◆ **Exercise instructions**: Copy out everything from the start of the listing down to the line containing "- anchor-icon[interactable]: [1697, 132, 1727, 162]", swapping "copy-icon" for "duplicate-icon" and leaving all else unchanged.

◆ **Supplied entries**:

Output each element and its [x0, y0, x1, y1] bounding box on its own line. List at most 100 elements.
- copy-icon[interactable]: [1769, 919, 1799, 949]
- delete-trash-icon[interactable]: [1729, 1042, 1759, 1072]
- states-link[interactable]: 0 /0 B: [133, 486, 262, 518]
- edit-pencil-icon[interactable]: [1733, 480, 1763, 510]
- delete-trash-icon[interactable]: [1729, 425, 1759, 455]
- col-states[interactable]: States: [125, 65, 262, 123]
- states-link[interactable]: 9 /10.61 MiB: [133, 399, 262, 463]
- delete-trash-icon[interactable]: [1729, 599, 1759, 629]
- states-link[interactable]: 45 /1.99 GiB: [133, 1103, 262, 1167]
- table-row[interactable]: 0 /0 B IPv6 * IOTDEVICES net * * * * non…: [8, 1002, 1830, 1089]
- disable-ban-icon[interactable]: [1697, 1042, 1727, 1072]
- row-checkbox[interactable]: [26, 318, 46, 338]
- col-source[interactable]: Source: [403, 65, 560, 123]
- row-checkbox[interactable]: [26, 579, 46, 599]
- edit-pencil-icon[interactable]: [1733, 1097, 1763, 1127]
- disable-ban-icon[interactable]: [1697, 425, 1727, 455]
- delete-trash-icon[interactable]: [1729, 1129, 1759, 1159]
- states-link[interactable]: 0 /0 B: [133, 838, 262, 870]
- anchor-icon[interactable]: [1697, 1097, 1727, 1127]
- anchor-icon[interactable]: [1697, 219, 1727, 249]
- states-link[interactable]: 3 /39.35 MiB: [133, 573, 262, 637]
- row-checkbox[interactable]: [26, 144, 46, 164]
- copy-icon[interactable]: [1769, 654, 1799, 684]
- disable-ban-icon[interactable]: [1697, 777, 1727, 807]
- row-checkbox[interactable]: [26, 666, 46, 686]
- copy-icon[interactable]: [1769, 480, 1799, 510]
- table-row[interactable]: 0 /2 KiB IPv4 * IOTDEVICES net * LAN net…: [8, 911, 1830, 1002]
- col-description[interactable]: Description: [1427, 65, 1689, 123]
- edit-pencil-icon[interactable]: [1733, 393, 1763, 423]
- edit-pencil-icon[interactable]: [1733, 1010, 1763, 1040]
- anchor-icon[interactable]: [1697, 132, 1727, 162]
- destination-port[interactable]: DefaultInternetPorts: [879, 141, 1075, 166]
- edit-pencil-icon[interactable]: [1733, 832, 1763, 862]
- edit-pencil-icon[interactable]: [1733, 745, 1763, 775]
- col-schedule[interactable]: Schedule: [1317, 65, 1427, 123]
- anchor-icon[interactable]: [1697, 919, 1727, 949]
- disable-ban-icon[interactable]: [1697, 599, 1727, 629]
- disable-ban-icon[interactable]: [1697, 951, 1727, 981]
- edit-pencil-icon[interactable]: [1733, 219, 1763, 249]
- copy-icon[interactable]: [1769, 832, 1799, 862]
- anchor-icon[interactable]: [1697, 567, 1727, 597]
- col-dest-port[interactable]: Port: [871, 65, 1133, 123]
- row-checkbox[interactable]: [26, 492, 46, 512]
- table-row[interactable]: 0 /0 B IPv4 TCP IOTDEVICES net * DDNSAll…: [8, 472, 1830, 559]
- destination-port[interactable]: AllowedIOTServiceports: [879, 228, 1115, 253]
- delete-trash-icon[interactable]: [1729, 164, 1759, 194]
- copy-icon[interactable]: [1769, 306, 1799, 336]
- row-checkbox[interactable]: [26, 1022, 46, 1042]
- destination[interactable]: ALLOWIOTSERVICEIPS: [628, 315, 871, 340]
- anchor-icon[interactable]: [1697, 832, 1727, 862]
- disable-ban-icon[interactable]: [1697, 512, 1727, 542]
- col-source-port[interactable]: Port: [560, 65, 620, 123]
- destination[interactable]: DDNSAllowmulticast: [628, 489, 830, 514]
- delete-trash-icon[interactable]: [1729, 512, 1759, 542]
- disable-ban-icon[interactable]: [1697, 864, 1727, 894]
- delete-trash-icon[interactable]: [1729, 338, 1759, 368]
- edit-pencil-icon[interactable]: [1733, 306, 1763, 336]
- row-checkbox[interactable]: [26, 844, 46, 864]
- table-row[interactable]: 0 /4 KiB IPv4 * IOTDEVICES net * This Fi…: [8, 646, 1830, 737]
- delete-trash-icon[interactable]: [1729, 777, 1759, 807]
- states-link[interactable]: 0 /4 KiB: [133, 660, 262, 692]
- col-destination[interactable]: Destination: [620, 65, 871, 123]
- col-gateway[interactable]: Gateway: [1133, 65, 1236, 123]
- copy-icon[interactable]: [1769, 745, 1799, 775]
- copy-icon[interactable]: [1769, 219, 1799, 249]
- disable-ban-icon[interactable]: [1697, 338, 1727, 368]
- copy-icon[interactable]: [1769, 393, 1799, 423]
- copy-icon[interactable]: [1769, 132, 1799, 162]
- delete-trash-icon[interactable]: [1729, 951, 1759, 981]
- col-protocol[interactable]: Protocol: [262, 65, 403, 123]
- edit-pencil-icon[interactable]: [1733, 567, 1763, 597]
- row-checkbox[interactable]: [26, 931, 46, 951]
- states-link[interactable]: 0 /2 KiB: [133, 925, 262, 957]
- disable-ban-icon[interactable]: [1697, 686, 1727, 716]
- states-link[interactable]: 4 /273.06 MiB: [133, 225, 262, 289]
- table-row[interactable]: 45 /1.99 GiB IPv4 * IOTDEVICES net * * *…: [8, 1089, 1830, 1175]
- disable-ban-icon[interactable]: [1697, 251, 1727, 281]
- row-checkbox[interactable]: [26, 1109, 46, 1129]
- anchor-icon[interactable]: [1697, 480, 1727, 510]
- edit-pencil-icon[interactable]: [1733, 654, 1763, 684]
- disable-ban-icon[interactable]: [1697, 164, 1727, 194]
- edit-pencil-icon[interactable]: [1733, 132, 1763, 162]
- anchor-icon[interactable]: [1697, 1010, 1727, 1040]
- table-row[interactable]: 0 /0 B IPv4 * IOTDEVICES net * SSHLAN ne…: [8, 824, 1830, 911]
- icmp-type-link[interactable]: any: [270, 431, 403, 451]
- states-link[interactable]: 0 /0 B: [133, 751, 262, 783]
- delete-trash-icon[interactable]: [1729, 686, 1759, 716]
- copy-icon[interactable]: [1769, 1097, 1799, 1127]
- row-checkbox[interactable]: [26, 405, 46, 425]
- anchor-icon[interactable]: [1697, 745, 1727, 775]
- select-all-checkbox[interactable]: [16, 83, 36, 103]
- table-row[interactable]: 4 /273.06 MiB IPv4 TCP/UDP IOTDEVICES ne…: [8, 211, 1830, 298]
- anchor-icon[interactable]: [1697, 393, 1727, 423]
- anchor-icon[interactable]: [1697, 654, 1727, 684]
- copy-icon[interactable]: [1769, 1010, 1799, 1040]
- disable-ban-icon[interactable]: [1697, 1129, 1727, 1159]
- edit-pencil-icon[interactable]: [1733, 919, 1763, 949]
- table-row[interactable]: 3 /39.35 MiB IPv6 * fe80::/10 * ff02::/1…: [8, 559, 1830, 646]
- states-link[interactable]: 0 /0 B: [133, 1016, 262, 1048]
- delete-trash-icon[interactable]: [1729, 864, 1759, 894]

◆ **Finished task**:
Output each element and its [x0, y0, x1, y1] bounding box on its own line. List at most 100 elements.
- duplicate-icon[interactable]: [1769, 919, 1799, 949]
- delete-trash-icon[interactable]: [1729, 1042, 1759, 1072]
- states-link[interactable]: 0 /0 B: [133, 486, 262, 518]
- edit-pencil-icon[interactable]: [1733, 480, 1763, 510]
- delete-trash-icon[interactable]: [1729, 425, 1759, 455]
- col-states[interactable]: States: [125, 65, 262, 123]
- states-link[interactable]: 9 /10.61 MiB: [133, 399, 262, 463]
- delete-trash-icon[interactable]: [1729, 599, 1759, 629]
- states-link[interactable]: 45 /1.99 GiB: [133, 1103, 262, 1167]
- table-row[interactable]: 0 /0 B IPv6 * IOTDEVICES net * * * * non…: [8, 1002, 1830, 1089]
- disable-ban-icon[interactable]: [1697, 1042, 1727, 1072]
- row-checkbox[interactable]: [26, 318, 46, 338]
- col-source[interactable]: Source: [403, 65, 560, 123]
- row-checkbox[interactable]: [26, 579, 46, 599]
- edit-pencil-icon[interactable]: [1733, 1097, 1763, 1127]
- disable-ban-icon[interactable]: [1697, 425, 1727, 455]
- delete-trash-icon[interactable]: [1729, 1129, 1759, 1159]
- states-link[interactable]: 0 /0 B: [133, 838, 262, 870]
- anchor-icon[interactable]: [1697, 1097, 1727, 1127]
- anchor-icon[interactable]: [1697, 219, 1727, 249]
- states-link[interactable]: 3 /39.35 MiB: [133, 573, 262, 637]
- row-checkbox[interactable]: [26, 144, 46, 164]
- duplicate-icon[interactable]: [1769, 654, 1799, 684]
- disable-ban-icon[interactable]: [1697, 777, 1727, 807]
- row-checkbox[interactable]: [26, 666, 46, 686]
- duplicate-icon[interactable]: [1769, 480, 1799, 510]
- table-row[interactable]: 0 /2 KiB IPv4 * IOTDEVICES net * LAN net…: [8, 911, 1830, 1002]
- col-description[interactable]: Description: [1427, 65, 1689, 123]
- edit-pencil-icon[interactable]: [1733, 393, 1763, 423]
- edit-pencil-icon[interactable]: [1733, 1010, 1763, 1040]
- anchor-icon[interactable]: [1697, 132, 1727, 162]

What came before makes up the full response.